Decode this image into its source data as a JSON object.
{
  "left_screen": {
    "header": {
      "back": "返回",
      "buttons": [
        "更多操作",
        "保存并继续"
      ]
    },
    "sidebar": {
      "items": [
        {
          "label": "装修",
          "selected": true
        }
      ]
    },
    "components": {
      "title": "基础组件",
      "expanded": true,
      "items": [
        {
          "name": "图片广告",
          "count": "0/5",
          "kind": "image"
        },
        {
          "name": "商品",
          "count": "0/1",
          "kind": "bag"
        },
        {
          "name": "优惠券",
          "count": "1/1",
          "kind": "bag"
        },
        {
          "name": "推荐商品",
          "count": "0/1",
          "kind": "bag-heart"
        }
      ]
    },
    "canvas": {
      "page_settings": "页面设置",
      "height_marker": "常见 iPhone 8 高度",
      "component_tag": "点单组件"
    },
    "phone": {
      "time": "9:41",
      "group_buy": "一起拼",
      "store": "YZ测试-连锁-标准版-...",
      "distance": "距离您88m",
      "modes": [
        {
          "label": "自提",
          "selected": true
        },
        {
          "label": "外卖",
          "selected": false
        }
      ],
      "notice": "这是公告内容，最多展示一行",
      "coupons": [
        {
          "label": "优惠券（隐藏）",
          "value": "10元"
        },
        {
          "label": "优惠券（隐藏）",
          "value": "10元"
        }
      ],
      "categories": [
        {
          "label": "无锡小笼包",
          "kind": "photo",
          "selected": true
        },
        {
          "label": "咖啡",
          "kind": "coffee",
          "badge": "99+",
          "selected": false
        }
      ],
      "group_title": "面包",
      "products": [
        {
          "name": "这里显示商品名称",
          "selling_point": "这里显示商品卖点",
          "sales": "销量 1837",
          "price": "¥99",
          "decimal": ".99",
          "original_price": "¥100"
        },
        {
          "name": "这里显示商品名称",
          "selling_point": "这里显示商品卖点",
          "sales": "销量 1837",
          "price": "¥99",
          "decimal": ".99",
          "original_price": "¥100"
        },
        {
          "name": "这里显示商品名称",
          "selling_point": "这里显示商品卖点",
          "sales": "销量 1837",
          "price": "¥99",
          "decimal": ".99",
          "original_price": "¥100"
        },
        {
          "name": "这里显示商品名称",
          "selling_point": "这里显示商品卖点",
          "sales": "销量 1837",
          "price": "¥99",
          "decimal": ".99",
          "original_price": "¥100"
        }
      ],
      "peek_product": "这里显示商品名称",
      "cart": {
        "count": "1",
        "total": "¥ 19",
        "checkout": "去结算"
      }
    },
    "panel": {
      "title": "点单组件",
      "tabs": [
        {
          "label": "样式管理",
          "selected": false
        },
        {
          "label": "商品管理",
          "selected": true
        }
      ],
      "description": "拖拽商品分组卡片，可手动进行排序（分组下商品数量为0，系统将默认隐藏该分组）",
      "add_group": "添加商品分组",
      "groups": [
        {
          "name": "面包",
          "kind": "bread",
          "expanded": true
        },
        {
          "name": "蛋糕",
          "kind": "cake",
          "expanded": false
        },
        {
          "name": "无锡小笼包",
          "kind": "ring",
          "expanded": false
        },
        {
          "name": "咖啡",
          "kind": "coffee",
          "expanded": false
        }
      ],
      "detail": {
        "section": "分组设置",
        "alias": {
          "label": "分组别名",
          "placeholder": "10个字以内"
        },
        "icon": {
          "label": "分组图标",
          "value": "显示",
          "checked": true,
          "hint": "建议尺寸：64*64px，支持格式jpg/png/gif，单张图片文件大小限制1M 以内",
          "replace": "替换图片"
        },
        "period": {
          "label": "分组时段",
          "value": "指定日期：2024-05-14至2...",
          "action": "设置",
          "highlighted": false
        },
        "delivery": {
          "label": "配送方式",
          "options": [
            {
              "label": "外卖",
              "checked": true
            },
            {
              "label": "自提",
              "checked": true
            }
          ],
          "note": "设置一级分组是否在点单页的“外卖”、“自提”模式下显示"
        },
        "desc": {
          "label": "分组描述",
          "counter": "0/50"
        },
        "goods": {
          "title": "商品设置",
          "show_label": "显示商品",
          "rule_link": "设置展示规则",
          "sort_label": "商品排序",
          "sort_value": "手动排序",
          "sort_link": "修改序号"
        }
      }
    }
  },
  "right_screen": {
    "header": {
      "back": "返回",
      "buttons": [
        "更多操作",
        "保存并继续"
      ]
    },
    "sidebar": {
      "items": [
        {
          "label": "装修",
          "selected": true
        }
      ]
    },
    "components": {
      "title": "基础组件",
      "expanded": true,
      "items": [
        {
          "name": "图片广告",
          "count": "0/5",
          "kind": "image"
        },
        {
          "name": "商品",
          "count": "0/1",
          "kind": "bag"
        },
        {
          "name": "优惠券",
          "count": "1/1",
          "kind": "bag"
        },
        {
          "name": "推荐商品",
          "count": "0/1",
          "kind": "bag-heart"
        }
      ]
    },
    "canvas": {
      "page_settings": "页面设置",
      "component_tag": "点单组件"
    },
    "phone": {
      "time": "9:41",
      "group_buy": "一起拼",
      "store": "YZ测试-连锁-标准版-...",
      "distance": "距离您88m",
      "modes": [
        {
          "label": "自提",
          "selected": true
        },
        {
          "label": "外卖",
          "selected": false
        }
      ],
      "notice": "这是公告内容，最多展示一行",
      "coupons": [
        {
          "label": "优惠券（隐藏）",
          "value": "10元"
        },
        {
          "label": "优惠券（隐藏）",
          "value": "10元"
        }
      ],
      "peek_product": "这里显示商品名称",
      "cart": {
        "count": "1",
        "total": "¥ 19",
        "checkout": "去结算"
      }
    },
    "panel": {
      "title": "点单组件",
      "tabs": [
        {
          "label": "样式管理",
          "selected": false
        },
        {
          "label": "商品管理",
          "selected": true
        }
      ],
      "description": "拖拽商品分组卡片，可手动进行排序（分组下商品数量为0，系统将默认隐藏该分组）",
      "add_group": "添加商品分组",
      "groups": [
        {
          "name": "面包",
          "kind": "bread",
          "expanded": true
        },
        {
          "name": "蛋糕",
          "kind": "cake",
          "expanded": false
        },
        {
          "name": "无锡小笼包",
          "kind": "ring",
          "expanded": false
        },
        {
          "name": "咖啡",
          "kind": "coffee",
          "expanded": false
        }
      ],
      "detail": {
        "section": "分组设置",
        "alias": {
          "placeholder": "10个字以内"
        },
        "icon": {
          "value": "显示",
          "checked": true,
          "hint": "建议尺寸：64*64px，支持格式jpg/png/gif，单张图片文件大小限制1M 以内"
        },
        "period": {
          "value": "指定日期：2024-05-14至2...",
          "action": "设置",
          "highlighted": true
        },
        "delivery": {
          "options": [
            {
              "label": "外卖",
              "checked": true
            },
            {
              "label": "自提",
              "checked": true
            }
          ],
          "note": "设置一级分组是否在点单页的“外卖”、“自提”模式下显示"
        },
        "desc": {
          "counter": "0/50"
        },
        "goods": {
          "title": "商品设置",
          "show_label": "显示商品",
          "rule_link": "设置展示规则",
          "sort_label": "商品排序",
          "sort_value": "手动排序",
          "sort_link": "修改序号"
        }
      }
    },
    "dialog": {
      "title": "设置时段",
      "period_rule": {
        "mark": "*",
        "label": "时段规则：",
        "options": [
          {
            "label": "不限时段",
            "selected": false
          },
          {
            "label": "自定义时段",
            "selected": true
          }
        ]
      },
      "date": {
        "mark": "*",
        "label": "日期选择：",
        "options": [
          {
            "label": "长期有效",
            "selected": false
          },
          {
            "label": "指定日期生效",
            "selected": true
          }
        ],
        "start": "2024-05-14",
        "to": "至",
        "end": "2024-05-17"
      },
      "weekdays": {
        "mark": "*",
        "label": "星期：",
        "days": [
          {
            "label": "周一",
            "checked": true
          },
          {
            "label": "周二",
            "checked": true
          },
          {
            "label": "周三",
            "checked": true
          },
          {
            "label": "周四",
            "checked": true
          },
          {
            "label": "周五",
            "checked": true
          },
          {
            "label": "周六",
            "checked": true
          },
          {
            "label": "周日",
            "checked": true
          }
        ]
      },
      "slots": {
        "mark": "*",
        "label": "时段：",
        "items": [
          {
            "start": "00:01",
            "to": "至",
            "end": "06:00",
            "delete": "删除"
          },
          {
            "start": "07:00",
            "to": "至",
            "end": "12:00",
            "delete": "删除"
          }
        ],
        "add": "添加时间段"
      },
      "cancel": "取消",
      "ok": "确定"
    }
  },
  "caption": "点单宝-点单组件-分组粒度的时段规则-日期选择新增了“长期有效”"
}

• • •

DESCRIPTION OF THE TASK
Which lines contain "start"? Show each of them.

SOLVED PROBLEM
        "start": "2024-05-14",
            "start": "00:01",
            "start": "07:00",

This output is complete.